PAGE »
········

I went the hutch kits and custom hoses for the eu2200i gens....
i modified the kit by adding a load block on top of the demand regulator to help with the fine tune and it works perfect!!
pm me if you need pix and links for the whole system.

easy to setup if you are in the biz...
skill level about a 3-4 out of 5...
it does take a lot of planning and verifying of flow and pressures to get it perfect...
but it is worth it!


----------



## Robh (Aug 19, 2019)

My EU2200i conversion is from Hutch Mountain too, but I only bought the propane connectors. They said I can add the NG stuff anytime.

Yes, I'd be interested in knowing what to tell my plumber exactly to install on the outside of my house. Whatever can handle an EU2200i on up to the EU7000iS (or equivalent). thanks!


----------



## iowagold (Jan 22, 2020)

Robh said:


> My EU2200i conversion is from Hutch Mountain too, but I only bought the propane connectors. They said I can add the NG stuff anytime.
> 
> Yes, I'd be interested in knowing what to tell my plumber exactly to install on the outside of my house. Whatever can handle an EU2200i on up to the EU7000iS (or equivalent). thanks!


i like 1 inch on natural gas to the gen ports.
then size down after the shut off valves.


----------



## drmerdp (Apr 10, 2018)

Robh said:


> My EU2200i conversion is from Hutch Mountain too, but I only bought the propane connectors. They said I can add the NG stuff anytime.
> 
> Yes, I'd be interested in knowing what to tell my plumber exactly to install on the outside of my house. Whatever can handle an EU2200i on up to the EU7000iS (or equivalent). thanks!


Depends on the length of run from the meter. 3/4 will work if the run is under 20 feet. Otherwise I’d recommend 1”. Truth be told might as well do 1” regardless. It’s only a little bit more expensive for a significant increase in supply volume. 

Where is your meter located?


----------



## Robh (Aug 19, 2019)

It's about halfway down on *this side* of my house. Inside it breaks off to 3/4" at about 20' in to feed my furnace and water heater, then further for the range and gas fireplace. At that mid juncture, it would probably be another 18 feet total (with a single 90° angle) to the outside back of my house in a general area near the 30A inlet.

Honestly, 1 inch seems massive. I wouldn't want to go above 3/4".


----------



## iowagold (Jan 22, 2020)

do the one inch, trust me you need the full flow.

········

TO DO »
A: Reproduce the forum thread between "I went the hutch" and "out of 5...", inclusive.
B: For each statement, say yes or no according to the forum thread, and quote the words that decide it: (i) drmerdp says 3/4 pipe will work for a run under 20 feet; (ii) Robh bought both the propane and the natural gas connectors from Hutch Mountain; (iii) the first post rates the skill level at 5 out of 5.
The data that comes next has no connection to the forum thread.

SOURCE DATA »
········

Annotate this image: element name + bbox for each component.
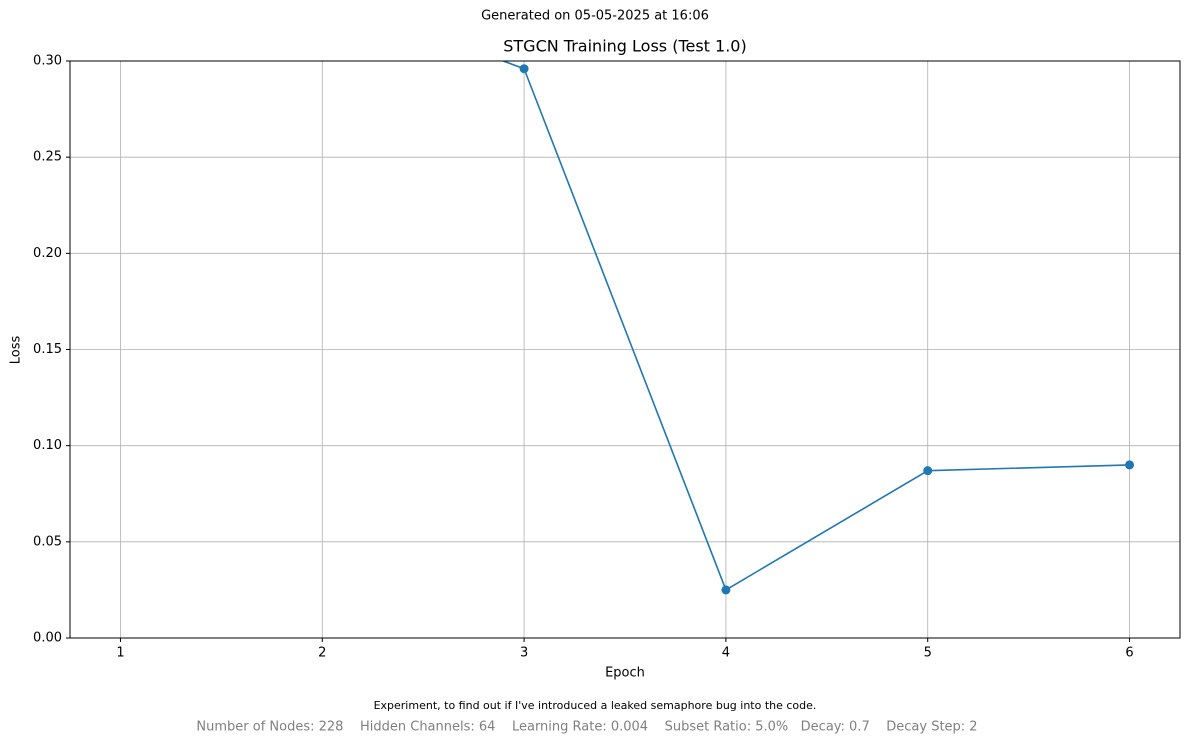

········

THE RESPONSES »
A:
I went the hutch kits and custom hoses for the eu2200i gens....
i modified the kit by adding a load block on top of the demand regulator to help with the fine tune and it works perfect!!
pm me if you need pix and links for the whole system.

easy to setup if you are in the biz...
skill level about a 3-4 out of 5...

B:
(i) Yes: "3/4 will work if the run is under 20 feet."
(ii) No: "but I only bought the propane connectors."
(iii) No: "skill level about a 3-4 out of 5..."